Isolate every line in the data with the string "CORRELATION" and copy it.

─── DATA

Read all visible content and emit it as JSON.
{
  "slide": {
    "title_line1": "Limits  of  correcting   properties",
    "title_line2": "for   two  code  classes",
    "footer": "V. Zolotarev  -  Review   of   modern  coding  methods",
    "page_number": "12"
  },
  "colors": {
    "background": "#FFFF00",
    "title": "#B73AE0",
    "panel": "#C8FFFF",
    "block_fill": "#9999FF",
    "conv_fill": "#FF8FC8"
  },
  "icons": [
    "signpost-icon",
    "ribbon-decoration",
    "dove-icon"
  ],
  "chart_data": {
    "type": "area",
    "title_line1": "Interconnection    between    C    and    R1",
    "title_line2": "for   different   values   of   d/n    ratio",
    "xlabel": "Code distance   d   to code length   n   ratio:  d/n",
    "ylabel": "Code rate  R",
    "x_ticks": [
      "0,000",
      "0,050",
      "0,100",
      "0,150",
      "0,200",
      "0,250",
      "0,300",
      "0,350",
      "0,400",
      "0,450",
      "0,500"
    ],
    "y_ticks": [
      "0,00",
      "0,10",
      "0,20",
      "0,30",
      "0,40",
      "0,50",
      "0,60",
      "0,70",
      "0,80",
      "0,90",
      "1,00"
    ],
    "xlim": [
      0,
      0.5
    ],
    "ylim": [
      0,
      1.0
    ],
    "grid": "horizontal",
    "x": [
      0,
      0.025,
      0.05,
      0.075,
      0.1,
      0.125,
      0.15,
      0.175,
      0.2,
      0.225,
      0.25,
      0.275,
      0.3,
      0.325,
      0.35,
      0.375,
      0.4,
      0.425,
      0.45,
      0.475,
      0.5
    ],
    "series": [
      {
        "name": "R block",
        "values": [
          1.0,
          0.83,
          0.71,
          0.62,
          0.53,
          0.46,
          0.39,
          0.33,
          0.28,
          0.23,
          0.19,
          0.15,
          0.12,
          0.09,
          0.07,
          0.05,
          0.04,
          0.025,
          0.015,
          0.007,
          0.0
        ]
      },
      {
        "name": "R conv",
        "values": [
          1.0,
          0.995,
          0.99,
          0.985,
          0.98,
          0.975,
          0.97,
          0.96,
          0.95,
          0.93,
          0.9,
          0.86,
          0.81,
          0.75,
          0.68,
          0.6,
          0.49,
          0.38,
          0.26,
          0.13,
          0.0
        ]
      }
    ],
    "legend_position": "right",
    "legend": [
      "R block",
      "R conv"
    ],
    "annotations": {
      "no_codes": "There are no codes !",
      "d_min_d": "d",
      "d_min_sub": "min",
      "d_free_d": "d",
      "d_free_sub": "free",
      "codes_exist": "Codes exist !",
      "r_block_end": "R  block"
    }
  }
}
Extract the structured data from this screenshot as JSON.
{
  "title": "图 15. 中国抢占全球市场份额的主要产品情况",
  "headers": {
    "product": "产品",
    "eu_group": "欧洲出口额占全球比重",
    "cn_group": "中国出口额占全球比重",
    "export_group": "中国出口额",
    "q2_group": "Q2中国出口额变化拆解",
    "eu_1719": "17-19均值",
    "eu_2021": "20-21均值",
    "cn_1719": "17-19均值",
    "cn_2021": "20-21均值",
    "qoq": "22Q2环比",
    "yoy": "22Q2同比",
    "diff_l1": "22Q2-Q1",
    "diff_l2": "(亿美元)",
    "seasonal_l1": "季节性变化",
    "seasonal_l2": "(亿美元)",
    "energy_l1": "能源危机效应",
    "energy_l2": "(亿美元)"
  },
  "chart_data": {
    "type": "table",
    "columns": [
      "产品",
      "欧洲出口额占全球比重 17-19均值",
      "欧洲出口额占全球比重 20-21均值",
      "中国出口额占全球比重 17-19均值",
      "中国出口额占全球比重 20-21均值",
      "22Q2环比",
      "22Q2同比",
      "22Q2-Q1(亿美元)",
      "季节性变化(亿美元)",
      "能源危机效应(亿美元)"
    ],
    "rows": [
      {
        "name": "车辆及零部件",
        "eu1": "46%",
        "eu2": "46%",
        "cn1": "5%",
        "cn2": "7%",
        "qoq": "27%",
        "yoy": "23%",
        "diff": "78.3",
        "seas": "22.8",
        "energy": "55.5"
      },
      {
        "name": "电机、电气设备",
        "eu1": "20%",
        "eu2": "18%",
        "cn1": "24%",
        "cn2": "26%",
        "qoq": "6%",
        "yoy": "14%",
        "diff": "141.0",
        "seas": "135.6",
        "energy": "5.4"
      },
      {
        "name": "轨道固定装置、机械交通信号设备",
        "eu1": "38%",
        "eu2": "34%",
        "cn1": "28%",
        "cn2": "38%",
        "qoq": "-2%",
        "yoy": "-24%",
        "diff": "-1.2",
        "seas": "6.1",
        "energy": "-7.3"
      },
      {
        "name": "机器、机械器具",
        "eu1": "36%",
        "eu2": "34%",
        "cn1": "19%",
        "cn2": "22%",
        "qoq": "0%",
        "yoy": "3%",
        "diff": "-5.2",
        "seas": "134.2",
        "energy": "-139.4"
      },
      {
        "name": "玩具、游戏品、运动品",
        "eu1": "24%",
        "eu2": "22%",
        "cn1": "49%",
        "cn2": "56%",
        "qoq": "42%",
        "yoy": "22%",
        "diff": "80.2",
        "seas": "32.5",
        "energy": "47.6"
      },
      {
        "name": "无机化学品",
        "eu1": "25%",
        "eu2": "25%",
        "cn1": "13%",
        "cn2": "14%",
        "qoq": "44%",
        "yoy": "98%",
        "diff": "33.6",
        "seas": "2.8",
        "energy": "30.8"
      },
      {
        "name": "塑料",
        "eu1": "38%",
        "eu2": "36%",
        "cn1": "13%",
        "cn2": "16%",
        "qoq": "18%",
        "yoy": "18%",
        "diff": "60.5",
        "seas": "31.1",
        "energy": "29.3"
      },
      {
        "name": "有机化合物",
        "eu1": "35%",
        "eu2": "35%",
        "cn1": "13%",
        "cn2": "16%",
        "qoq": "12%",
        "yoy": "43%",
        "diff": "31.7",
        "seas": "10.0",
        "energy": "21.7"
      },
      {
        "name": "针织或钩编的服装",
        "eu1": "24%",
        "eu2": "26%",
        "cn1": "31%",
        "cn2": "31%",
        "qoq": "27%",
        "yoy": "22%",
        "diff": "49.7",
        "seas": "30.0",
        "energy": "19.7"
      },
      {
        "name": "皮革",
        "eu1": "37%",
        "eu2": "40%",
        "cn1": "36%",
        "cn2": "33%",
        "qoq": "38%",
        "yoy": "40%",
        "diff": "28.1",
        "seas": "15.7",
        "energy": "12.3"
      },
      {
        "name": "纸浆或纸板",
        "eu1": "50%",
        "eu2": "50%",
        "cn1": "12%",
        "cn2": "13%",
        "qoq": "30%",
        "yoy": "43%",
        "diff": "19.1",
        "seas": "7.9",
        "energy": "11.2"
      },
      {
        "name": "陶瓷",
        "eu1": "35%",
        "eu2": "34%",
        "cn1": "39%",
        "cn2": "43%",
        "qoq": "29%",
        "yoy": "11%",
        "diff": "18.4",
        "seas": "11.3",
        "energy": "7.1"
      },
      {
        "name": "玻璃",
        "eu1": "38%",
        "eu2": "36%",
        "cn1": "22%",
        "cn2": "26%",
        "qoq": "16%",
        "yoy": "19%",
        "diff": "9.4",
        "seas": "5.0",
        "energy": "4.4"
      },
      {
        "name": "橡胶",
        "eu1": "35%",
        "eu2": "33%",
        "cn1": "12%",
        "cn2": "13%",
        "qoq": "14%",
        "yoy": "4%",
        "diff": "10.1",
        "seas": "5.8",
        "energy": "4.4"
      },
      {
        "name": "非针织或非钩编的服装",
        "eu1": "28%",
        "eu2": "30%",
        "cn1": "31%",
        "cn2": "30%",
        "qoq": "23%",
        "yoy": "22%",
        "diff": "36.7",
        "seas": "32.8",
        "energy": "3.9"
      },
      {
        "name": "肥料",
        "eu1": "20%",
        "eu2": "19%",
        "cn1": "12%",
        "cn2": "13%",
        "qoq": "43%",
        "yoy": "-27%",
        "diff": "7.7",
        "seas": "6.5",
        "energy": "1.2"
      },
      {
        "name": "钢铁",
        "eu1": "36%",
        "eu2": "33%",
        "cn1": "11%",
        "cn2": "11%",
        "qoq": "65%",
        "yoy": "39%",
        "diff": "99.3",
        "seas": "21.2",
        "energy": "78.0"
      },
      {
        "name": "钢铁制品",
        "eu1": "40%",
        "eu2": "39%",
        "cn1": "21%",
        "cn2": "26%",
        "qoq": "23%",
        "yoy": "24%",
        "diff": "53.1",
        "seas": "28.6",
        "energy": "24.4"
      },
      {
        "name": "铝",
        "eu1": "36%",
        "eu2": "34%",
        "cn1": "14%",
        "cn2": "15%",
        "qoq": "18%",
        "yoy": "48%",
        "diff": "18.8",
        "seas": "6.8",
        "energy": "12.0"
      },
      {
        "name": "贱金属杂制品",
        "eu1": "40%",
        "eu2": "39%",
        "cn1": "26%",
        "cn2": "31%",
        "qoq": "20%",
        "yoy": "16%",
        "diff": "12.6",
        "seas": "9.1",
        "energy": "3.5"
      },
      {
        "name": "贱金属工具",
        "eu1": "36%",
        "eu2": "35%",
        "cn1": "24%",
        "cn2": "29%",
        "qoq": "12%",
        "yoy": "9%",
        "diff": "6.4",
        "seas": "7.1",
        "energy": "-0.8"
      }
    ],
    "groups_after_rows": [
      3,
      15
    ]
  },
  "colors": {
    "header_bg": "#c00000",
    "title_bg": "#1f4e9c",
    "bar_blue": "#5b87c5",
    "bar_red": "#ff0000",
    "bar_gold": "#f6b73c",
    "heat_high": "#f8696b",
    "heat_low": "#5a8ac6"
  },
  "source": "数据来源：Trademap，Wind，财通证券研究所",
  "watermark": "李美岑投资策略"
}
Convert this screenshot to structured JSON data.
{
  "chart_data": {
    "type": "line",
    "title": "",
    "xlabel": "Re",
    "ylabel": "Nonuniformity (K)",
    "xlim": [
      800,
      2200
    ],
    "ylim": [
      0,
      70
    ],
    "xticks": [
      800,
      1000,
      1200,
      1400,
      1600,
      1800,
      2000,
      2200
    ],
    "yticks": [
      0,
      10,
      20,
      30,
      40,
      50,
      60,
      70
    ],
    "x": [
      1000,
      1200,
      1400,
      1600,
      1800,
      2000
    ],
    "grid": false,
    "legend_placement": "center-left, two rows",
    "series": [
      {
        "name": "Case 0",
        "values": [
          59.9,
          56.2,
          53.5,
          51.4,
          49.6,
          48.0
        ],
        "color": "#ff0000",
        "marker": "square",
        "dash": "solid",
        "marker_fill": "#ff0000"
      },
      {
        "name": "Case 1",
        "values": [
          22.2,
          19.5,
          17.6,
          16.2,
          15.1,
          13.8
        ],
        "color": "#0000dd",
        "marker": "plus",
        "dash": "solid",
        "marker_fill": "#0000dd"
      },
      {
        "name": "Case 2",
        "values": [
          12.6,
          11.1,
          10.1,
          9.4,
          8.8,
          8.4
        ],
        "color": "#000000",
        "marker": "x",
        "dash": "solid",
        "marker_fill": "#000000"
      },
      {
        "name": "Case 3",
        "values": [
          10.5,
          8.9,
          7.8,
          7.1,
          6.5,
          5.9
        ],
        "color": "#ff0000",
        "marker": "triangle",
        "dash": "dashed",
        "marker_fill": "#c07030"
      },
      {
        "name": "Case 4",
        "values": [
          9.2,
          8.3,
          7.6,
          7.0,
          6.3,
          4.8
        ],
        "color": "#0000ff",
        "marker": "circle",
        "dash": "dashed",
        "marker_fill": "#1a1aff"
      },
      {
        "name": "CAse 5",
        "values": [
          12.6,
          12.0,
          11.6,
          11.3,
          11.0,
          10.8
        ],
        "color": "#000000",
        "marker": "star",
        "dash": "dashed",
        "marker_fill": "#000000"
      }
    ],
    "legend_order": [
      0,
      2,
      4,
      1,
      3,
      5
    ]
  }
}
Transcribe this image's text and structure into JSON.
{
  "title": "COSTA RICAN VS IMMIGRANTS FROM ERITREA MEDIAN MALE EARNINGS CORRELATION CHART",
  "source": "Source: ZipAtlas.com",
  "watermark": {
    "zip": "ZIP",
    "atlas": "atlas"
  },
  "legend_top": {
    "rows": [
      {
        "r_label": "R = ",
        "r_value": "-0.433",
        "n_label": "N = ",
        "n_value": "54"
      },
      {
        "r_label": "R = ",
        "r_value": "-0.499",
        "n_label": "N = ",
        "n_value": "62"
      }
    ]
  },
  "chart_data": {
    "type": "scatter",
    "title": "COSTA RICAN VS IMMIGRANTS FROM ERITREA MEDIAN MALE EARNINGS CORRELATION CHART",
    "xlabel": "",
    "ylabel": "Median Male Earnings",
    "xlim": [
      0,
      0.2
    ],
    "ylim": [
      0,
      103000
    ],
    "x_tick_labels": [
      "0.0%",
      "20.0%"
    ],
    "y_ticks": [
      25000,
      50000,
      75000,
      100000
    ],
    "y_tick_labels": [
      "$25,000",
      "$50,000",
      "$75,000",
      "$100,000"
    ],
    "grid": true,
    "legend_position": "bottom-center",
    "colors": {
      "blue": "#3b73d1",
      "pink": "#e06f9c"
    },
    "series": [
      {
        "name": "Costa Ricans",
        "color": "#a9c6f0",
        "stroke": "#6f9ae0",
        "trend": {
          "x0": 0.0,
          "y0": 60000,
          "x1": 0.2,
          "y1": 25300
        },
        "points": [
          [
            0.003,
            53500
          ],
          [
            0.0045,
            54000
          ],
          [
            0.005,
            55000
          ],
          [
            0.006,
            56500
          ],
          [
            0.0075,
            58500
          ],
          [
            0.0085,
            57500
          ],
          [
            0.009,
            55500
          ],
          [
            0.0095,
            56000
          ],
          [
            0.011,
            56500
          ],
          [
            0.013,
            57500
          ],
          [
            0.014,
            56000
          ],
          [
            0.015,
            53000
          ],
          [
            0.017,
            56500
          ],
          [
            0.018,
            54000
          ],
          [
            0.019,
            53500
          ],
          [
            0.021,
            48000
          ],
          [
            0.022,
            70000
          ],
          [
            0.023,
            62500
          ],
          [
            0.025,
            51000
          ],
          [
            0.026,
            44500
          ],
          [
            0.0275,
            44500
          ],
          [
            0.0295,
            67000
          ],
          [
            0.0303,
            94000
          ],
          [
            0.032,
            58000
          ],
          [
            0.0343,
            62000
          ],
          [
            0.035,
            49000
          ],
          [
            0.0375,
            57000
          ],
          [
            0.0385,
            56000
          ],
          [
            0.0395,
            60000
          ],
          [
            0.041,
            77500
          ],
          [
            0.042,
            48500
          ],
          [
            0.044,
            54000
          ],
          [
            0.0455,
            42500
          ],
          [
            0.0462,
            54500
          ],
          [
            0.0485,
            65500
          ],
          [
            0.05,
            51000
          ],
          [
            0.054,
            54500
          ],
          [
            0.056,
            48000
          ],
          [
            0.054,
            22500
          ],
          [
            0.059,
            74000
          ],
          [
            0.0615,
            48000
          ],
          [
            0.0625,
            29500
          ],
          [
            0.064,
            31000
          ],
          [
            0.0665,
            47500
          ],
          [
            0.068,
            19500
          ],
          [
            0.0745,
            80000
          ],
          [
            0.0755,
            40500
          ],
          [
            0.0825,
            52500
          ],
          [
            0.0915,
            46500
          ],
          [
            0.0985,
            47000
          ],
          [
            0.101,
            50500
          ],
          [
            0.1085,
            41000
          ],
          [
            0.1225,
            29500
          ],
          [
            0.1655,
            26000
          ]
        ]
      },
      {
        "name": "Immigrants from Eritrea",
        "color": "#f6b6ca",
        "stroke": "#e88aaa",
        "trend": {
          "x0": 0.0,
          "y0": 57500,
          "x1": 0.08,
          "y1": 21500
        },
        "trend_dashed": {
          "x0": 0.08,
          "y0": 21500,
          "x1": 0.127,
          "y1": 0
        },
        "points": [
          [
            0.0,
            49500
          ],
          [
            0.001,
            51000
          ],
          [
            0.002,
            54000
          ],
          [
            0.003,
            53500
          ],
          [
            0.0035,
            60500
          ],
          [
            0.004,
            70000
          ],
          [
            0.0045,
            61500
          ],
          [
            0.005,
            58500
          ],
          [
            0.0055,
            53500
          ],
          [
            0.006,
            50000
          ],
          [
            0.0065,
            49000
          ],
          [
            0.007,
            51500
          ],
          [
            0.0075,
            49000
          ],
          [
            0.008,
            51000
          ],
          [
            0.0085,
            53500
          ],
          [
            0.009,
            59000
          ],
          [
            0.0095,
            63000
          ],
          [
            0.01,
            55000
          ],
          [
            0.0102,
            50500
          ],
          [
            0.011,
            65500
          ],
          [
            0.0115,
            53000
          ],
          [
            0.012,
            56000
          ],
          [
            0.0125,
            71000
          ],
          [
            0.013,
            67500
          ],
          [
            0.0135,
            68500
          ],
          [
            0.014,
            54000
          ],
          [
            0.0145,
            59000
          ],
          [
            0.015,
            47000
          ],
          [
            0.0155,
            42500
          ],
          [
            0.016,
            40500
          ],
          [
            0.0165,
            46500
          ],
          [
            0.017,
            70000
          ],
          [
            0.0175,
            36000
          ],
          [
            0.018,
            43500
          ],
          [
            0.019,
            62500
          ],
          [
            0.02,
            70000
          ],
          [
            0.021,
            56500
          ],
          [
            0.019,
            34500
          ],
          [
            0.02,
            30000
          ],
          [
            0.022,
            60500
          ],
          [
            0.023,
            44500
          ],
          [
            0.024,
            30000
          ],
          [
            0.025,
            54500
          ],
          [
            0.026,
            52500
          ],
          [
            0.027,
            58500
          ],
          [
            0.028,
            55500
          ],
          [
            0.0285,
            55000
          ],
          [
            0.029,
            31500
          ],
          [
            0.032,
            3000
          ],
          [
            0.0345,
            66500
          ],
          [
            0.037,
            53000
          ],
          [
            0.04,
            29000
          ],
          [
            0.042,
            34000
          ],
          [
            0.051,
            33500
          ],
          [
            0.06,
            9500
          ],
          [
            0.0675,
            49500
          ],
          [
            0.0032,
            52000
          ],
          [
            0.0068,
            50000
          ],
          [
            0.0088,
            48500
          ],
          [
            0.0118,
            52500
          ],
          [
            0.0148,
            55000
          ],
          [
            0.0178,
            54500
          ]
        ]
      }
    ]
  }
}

──────

→ EXERCISE ANSWER
  "title": "COSTA RICAN VS IMMIGRANTS FROM ERITREA MEDIAN MALE EARNINGS CORRELATION CHART",
    "title": "COSTA RICAN VS IMMIGRANTS FROM ERITREA MEDIAN MALE EARNINGS CORRELATION CHART",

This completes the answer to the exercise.